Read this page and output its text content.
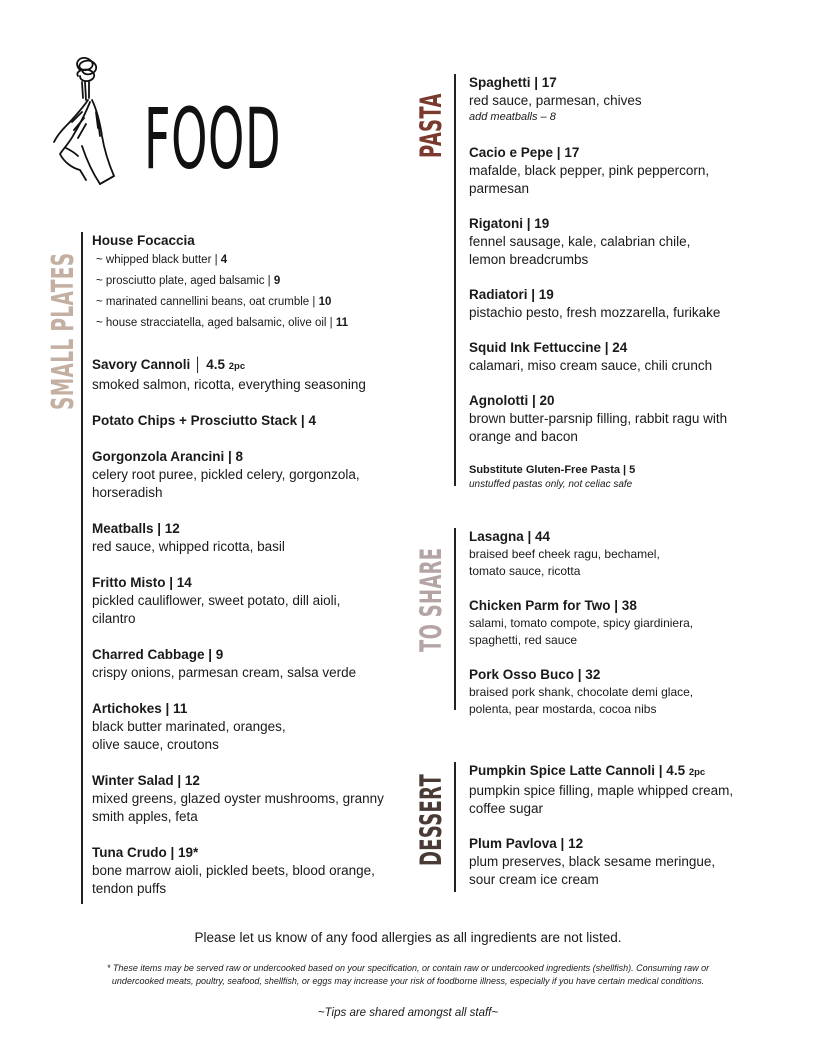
FOOD
SMALL PLATES
House Focaccia
~ whipped black butter | 4
~ prosciutto plate, aged balsamic | 9
~ marinated cannellini beans, oat crumble | 10
~ house stracciatella, aged balsamic, olive oil | 11
Savory Cannoli │ 4.5 2pc
smoked salmon, ricotta, everything seasoning
Potato Chips + Prosciutto Stack | 4
Gorgonzola Arancini | 8
celery root puree, pickled celery, gorgonzola, horseradish
Meatballs | 12
red sauce, whipped ricotta, basil
Fritto Misto | 14
pickled cauliflower, sweet potato, dill aioli, cilantro
Charred Cabbage | 9
crispy onions, parmesan cream, salsa verde
Artichokes | 11
black butter marinated, oranges, olive sauce, croutons
Winter Salad | 12
mixed greens, glazed oyster mushrooms, granny smith apples, feta
Tuna Crudo | 19*
bone marrow aioli, pickled beets, blood orange, tendon puffs
PASTA
Spaghetti | 17
red sauce, parmesan, chives
add meatballs – 8
Cacio e Pepe | 17
mafalde, black pepper, pink peppercorn, parmesan
Rigatoni | 19
fennel sausage, kale, calabrian chile, lemon breadcrumbs
Radiatori | 19
pistachio pesto, fresh mozzarella, furikake
Squid Ink Fettuccine | 24
calamari, miso cream sauce, chili crunch
Agnolotti | 20
brown butter-parsnip filling, rabbit ragu with orange and bacon
Substitute Gluten-Free Pasta | 5
unstuffed pastas only, not celiac safe
TO SHARE
Lasagna | 44
braised beef cheek ragu, bechamel, tomato sauce, ricotta
Chicken Parm for Two | 38
salami, tomato compote, spicy giardiniera, spaghetti, red sauce
Pork Osso Buco | 32
braised pork shank, chocolate demi glace, polenta, pear mostarda, cocoa nibs
DESSERT
Pumpkin Spice Latte Cannoli | 4.5 2pc
pumpkin spice filling, maple whipped cream, coffee sugar
Plum Pavlova | 12
plum preserves, black sesame meringue, sour cream ice cream
Please let us know of any food allergies as all ingredients are not listed.
* These items may be served raw or undercooked based on your specification, or contain raw or undercooked ingredients (shellfish). Consuming raw or undercooked meats, poultry, seafood, shellfish, or eggs may increase your risk of foodborne illness, especially if you have certain medical conditions.
~Tips are shared amongst all staff~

◇ ◇ ◇ ◇ ◇ ◇ ◇

• [SET EXERCISE]
Search the lines for the string "tomato" and copy every line that has it.

• [EXERCISE ANSWER]
braised beef cheek ragu, bechamel, tomato sauce, ricotta
salami, tomato compote, spicy giardiniera, spaghetti, red sauce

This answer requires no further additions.